TEKST DO PRZECZYTANIA
================

Neel odbudowywała życie prywatne. Spotykała się przez jakiś czas z marynarzem heroinistą Kennethem Doolittlem, który niestety w szale podpalił 350 prac artystki, w tym akwareli i rysunków. Ale Alice szła dalej. Wkrótce na świat przyszli jej dwaj synowie. Jednak samotnej matce, w dobie wielkiego kryzysu i braku zawodowych zleceń, było trudno. Alice kradła jedzenie, wnioskowała o zasiłek socjalny, ale i on nie rozwiązywał codziennych problemów. Nie tylko jej, bo również jej sąsiadów. Od dekady bowiem Neel mieszkała w hiszpańskojęzycznej części Harlemu. Widziała, jak nie radzą sobie jej znajomi, których portretowała chętnie w salonie. Ważne było ukazanie nierówności społeczno-ekonomicznych. Ważniejsze – skomplikowane życie wewnętrzne. Czarni, biali, kobiety, mężczyźni, rodzina, kochankowie, przyjaciele, sąsiedzi i ich dzieci, osoby nieheteronormatywne, striptizerki, matki, muzycy, malarze, przywódcy ruchów społecznych (jak James Farmer walczący o prawa człowieka). Malowała tych, których znała. A wszyscy chętnie siadali na fotelach i krzesłach Neel. Nic poza nimi ważne nie było. Dla Alice istniał tylko człowiek i jego osobowość. Podobnie, jak na sesjach u psychologa, na tych malarskich u Neel „pacjenci” wypluwali trzewia. Te spotkania nigdy nie odbywały się w ciszy. Oprócz tego jednego, gdy malowała umierającą matkę.

================

MATERIAŁ ŹRÓDŁOWY
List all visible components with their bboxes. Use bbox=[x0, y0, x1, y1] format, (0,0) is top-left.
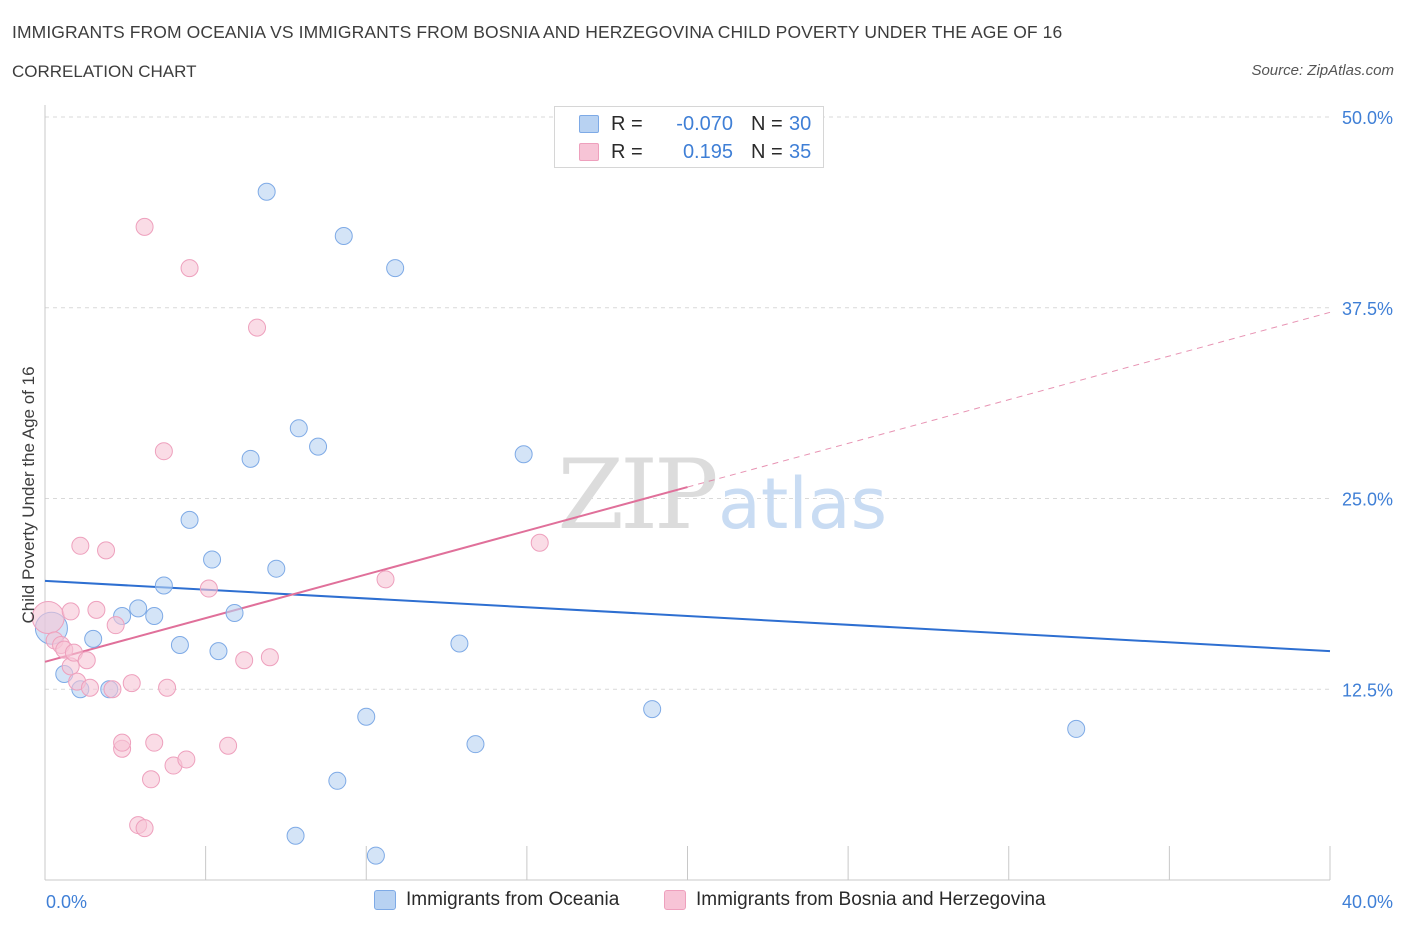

================

CO NALEŻY ZROBIĆ
[a] Odpowiedz krótko na pytania do fragmentu o Alice Neel:
(i) Ile prac artystki podpalił Kenneth Doolittle?
(ii) W której części Harlemu mieszkała Neel?
(iii) Które spotkanie przy malowaniu odbyło się w ciszy?
[b] Oceń, czy poniższe zdania zgadzają się z fragmentem o Alice Neel. Przy każdym napisz „tak” lub „nie” i przytocz rozstrzygające słowa tekstu.
(i) Kenneth Doolittle był marynarzem.
(ii) Zasiłek socjalny rozwiązał codzienne problemy Alice.
(iii) Neel urodziła trzech synów.
[c] Poprowadź dalej fragment o Alice Neel, zaczynając po jego ostatnim zdaniu.

ODPOWIEDZI
[a]
(i) 350 prac.
(ii) W hiszpańskojęzycznej części Harlemu.
(iii) To, podczas którego Neel malowała umierającą matkę.

[b]
(i) Tak: „marynarzem heroinistą Kennethem Doolittlem”.
(ii) Nie: „ale i on nie rozwiązywał codziennych problemów”.
(iii) Nie: „Wkrótce na świat przyszli jej dwaj synowie”.

[c]
Taki to był moment w historii, że od białej kobiety z klasy średniej oczekiwano zależności od męża i wybrania odpowiedniego zawodu – najlepiej nauczycielki lub pielęgniarki. Neel miała to w nosie. Kolejną nietrafioną decyzją miał być Harlem – znajomi tłumaczyli, że popełnia zawodowe samobójstwo wyprowadzając się z Greenwich Village, w której swoje studia pootwierali abstrakcyjni ekspresjoniści. Mężczyźni. Ale Alice musiała iść własną drogą. Droga ta była tak niepojęta, że FBI rozpoczęło śledztwo w jej sprawie, w ostatecznym raporcie notując, że ta dziwna kobieta to tylko „romantyczna komunistka z bohemy”.
Karty zaczęły odwracać się na jej korzyść w latach 50. Pod koniec wystąpiła w filmie napisanym przez Jacka Kerouaca w reż. Roberta Franka „Pull My Daisy”, u boku legendarnego Allena Ginsberga. Za chwilę kończyła 60. lat i znalazła się w samym centrum najmodniejszego, intensywnie pulsującego życia bitników.

Kobieca rewolucja

Lata 60. to wolna miłość, młodzieżowa rewolucja, antywojenne protesty, nowa muzyka, tabletka antykoncepcyjna i druga fala feminizmu. A dla dojrzałej Neel, która wciąż konsekwentnie pozostawała w cieniu? Nowe miejsce. Właśnie przeprowadziła się do mieszkania na Upper West Side, w którym nadal odwiedzali ją dawni znajomi i przyjaciele. I choć Neel zmarła w 1984 roku, mieszkanie nadal wygląda tak, jakby za chwilę miała do niego wrócić.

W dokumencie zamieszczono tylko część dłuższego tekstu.